** start of Material supplied **
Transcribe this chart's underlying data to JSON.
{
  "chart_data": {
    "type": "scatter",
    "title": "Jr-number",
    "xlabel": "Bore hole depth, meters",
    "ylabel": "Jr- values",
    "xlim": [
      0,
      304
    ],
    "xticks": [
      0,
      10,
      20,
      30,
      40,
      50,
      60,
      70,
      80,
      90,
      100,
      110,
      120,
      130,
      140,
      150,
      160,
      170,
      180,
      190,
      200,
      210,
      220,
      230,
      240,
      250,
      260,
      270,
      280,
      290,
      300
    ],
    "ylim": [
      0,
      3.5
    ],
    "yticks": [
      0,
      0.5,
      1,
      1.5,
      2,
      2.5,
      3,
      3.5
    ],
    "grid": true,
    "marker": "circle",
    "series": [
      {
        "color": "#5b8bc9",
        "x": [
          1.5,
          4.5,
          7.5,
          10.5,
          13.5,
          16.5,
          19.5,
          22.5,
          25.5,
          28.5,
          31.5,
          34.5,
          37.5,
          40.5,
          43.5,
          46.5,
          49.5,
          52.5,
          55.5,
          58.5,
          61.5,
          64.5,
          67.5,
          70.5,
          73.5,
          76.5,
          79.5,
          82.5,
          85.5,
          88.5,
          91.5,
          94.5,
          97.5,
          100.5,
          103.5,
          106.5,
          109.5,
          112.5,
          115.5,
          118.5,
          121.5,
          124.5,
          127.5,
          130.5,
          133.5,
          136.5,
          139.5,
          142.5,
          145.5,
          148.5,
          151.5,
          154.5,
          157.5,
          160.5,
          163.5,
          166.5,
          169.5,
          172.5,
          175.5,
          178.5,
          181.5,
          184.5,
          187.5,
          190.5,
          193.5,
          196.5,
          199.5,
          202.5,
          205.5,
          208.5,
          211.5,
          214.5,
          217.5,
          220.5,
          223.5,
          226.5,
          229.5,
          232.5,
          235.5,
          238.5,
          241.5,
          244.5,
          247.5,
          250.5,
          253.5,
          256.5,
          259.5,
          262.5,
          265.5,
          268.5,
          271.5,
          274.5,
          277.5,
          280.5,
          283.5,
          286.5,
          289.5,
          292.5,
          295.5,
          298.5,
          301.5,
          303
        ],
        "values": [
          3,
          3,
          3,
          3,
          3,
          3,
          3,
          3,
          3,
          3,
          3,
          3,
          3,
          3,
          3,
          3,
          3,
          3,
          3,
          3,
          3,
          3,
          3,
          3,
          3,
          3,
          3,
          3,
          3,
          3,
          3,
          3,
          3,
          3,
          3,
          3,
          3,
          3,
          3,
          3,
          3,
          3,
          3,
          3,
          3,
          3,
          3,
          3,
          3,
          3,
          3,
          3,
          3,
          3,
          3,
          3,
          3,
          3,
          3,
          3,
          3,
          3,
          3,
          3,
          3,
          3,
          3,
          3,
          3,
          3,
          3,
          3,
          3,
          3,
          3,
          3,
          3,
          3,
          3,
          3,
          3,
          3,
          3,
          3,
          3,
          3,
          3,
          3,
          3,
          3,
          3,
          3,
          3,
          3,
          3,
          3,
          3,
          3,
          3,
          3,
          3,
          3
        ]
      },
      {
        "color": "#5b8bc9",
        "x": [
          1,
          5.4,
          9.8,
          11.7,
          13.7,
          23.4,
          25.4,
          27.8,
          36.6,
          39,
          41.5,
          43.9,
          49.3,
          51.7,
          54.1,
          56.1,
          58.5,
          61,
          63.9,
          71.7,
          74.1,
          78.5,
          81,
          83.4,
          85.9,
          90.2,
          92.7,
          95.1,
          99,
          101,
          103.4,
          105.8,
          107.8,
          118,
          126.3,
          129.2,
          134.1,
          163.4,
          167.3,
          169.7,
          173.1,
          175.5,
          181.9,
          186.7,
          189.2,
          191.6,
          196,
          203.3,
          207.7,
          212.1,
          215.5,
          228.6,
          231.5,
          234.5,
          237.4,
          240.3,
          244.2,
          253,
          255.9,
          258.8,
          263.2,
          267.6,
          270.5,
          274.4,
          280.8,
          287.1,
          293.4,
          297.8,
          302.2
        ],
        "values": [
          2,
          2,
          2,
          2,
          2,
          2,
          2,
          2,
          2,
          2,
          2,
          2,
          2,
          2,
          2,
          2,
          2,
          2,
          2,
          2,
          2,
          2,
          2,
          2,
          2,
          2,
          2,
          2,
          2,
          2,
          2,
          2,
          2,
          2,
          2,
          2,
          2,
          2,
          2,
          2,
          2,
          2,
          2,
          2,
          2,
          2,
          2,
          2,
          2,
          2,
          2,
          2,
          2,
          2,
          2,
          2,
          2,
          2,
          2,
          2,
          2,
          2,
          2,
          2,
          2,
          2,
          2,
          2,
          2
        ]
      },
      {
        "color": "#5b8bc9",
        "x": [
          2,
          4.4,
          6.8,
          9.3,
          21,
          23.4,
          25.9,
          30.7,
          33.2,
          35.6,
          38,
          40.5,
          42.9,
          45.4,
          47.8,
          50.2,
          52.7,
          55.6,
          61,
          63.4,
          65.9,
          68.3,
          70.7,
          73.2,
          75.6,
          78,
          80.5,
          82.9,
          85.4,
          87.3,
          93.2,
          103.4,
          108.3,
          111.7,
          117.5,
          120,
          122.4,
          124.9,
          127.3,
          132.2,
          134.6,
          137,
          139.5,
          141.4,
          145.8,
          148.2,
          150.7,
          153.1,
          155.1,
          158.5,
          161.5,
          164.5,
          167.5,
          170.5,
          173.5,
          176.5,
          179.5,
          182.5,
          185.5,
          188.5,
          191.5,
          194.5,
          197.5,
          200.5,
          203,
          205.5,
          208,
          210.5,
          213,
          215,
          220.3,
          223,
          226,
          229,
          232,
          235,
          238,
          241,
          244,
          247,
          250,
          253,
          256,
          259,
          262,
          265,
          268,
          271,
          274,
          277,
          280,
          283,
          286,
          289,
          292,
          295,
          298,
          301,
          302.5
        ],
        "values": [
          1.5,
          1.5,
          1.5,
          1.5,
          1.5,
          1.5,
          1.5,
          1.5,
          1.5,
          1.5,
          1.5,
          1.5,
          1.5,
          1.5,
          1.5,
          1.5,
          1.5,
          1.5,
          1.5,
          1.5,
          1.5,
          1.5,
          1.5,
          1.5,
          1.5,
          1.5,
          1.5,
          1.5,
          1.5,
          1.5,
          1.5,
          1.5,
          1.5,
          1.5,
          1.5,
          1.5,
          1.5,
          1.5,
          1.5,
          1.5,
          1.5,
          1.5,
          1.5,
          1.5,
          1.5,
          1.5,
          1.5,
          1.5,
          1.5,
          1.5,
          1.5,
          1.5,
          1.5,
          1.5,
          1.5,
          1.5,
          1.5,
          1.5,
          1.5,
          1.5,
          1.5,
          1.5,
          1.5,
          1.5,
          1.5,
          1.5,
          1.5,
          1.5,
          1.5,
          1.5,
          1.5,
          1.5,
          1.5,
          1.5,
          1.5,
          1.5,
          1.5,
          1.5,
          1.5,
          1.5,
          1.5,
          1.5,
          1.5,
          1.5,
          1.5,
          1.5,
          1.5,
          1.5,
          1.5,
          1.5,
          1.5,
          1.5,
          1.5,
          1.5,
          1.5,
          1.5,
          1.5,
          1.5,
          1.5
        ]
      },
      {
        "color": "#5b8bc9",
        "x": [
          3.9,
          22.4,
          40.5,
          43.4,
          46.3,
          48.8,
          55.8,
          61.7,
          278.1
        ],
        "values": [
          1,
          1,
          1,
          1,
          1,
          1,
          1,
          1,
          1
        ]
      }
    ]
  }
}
** end of Material supplied **
Required task:
Write the listing out again, exactly as shown above.

Solution for this exercise:
Transcribe this chart's underlying data to JSON.
{
  "chart_data": {
    "type": "scatter",
    "title": "Jr-number",
    "xlabel": "Bore hole depth, meters",
    "ylabel": "Jr- values",
    "xlim": [
      0,
      304
    ],
    "xticks": [
      0,
      10,
      20,
      30,
      40,
      50,
      60,
      70,
      80,
      90,
      100,
      110,
      120,
      130,
      140,
      150,
      160,
      170,
      180,
      190,
      200,
      210,
      220,
      230,
      240,
      250,
      260,
      270,
      280,
      290,
      300
    ],
    "ylim": [
      0,
      3.5
    ],
    "yticks": [
      0,
      0.5,
      1,
      1.5,
      2,
      2.5,
      3,
      3.5
    ],
    "grid": true,
    "marker": "circle",
    "series": [
      {
        "color": "#5b8bc9",
        "x": [
          1.5,
          4.5,
          7.5,
          10.5,
          13.5,
          16.5,
          19.5,
          22.5,
          25.5,
          28.5,
          31.5,
          34.5,
          37.5,
          40.5,
          43.5,
          46.5,
          49.5,
          52.5,
          55.5,
          58.5,
          61.5,
          64.5,
          67.5,
          70.5,
          73.5,
          76.5,
          79.5,
          82.5,
          85.5,
          88.5,
          91.5,
          94.5,
          97.5,
          100.5,
          103.5,
          106.5,
          109.5,
          112.5,
          115.5,
          118.5,
          121.5,
          124.5,
          127.5,
          130.5,
          133.5,
          136.5,
          139.5,
          142.5,
          145.5,
          148.5,
          151.5,
          154.5,
          157.5,
          160.5,
          163.5,
          166.5,
          169.5,
          172.5,
          175.5,
          178.5,
          181.5,
          184.5,
          187.5,
          190.5,
          193.5,
          196.5,
          199.5,
          202.5,
          205.5,
          208.5,
          211.5,
          214.5,
          217.5,
          220.5,
          223.5,
          226.5,
          229.5,
          232.5,
          235.5,
          238.5,
          241.5,
          244.5,
          247.5,
          250.5,
          253.5,
          256.5,
          259.5,
          262.5,
          265.5,
          268.5,
          271.5,
          274.5,
          277.5,
          280.5,
          283.5,
          286.5,
          289.5,
          292.5,
          295.5,
          298.5,
          301.5,
          303
        ],
        "values": [
          3,
          3,
          3,
          3,
          3,
          3,
          3,
          3,
          3,
          3,
          3,
          3,
          3,
          3,
          3,
          3,
          3,
          3,
          3,
          3,
          3,
          3,
          3,
          3,
          3,
          3,
          3,
          3,
          3,
          3,
          3,
          3,
          3,
          3,
          3,
          3,
          3,
          3,
          3,
          3,
          3,
          3,
          3,
          3,
          3,
          3,
          3,
          3,
          3,
          3,
          3,
          3,
          3,
          3,
          3,
          3,
          3,
          3,
          3,
          3,
          3,
          3,
          3,
          3,
          3,
          3,
          3,
          3,
          3,
          3,
          3,
          3,
          3,
          3,
          3,
          3,
          3,
          3,
          3,
          3,
          3,
          3,
          3,
          3,
          3,
          3,
          3,
          3,
          3,
          3,
          3,
          3,
          3,
          3,
          3,
          3,
          3,
          3,
          3,
          3,
          3,
          3
        ]
      },
      {
        "color": "#5b8bc9",
        "x": [
          1,
          5.4,
          9.8,
          11.7,
          13.7,
          23.4,
          25.4,
          27.8,
          36.6,
          39,
          41.5,
          43.9,
          49.3,
          51.7,
          54.1,
          56.1,
          58.5,
          61,
          63.9,
          71.7,
          74.1,
          78.5,
          81,
          83.4,
          85.9,
          90.2,
          92.7,
          95.1,
          99,
          101,
          103.4,
          105.8,
          107.8,
          118,
          126.3,
          129.2,
          134.1,
          163.4,
          167.3,
          169.7,
          173.1,
          175.5,
          181.9,
          186.7,
          189.2,
          191.6,
          196,
          203.3,
          207.7,
          212.1,
          215.5,
          228.6,
          231.5,
          234.5,
          237.4,
          240.3,
          244.2,
          253,
          255.9,
          258.8,
          263.2,
          267.6,
          270.5,
          274.4,
          280.8,
          287.1,
          293.4,
          297.8,
          302.2
        ],
        "values": [
          2,
          2,
          2,
          2,
          2,
          2,
          2,
          2,
          2,
          2,
          2,
          2,
          2,
          2,
          2,
          2,
          2,
          2,
          2,
          2,
          2,
          2,
          2,
          2,
          2,
          2,
          2,
          2,
          2,
          2,
          2,
          2,
          2,
          2,
          2,
          2,
          2,
          2,
          2,
          2,
          2,
          2,
          2,
          2,
          2,
          2,
          2,
          2,
          2,
          2,
          2,
          2,
          2,
          2,
          2,
          2,
          2,
          2,
          2,
          2,
          2,
          2,
          2,
          2,
          2,
          2,
          2,
          2,
          2
        ]
      },
      {
        "color": "#5b8bc9",
        "x": [
          2,
          4.4,
          6.8,
          9.3,
          21,
          23.4,
          25.9,
          30.7,
          33.2,
          35.6,
          38,
          40.5,
          42.9,
          45.4,
          47.8,
          50.2,
          52.7,
          55.6,
          61,
          63.4,
          65.9,
          68.3,
          70.7,
          73.2,
          75.6,
          78,
          80.5,
          82.9,
          85.4,
          87.3,
          93.2,
          103.4,
          108.3,
          111.7,
          117.5,
          120,
          122.4,
          124.9,
          127.3,
          132.2,
          134.6,
          137,
          139.5,
          141.4,
          145.8,
          148.2,
          150.7,
          153.1,
          155.1,
          158.5,
          161.5,
          164.5,
          167.5,
          170.5,
          173.5,
          176.5,
          179.5,
          182.5,
          185.5,
          188.5,
          191.5,
          194.5,
          197.5,
          200.5,
          203,
          205.5,
          208,
          210.5,
          213,
          215,
          220.3,
          223,
          226,
          229,
          232,
          235,
          238,
          241,
          244,
          247,
          250,
          253,
          256,
          259,
          262,
          265,
          268,
          271,
          274,
          277,
          280,
          283,
          286,
          289,
          292,
          295,
          298,
          301,
          302.5
        ],
        "values": [
          1.5,
          1.5,
          1.5,
          1.5,
          1.5,
          1.5,
          1.5,
          1.5,
          1.5,
          1.5,
          1.5,
          1.5,
          1.5,
          1.5,
          1.5,
          1.5,
          1.5,
          1.5,
          1.5,
          1.5,
          1.5,
          1.5,
          1.5,
          1.5,
          1.5,
          1.5,
          1.5,
          1.5,
          1.5,
          1.5,
          1.5,
          1.5,
          1.5,
          1.5,
          1.5,
          1.5,
          1.5,
          1.5,
          1.5,
          1.5,
          1.5,
          1.5,
          1.5,
          1.5,
          1.5,
          1.5,
          1.5,
          1.5,
          1.5,
          1.5,
          1.5,
          1.5,
          1.5,
          1.5,
          1.5,
          1.5,
          1.5,
          1.5,
          1.5,
          1.5,
          1.5,
          1.5,
          1.5,
          1.5,
          1.5,
          1.5,
          1.5,
          1.5,
          1.5,
          1.5,
          1.5,
          1.5,
          1.5,
          1.5,
          1.5,
          1.5,
          1.5,
          1.5,
          1.5,
          1.5,
          1.5,
          1.5,
          1.5,
          1.5,
          1.5,
          1.5,
          1.5,
          1.5,
          1.5,
          1.5,
          1.5,
          1.5,
          1.5,
          1.5,
          1.5,
          1.5,
          1.5,
          1.5,
          1.5
        ]
      },
      {
        "color": "#5b8bc9",
        "x": [
          3.9,
          22.4,
          40.5,
          43.4,
          46.3,
          48.8,
          55.8,
          61.7,
          278.1
        ],
        "values": [
          1,
          1,
          1,
          1,
          1,
          1,
          1,
          1,
          1
        ]
      }
    ]
  }
}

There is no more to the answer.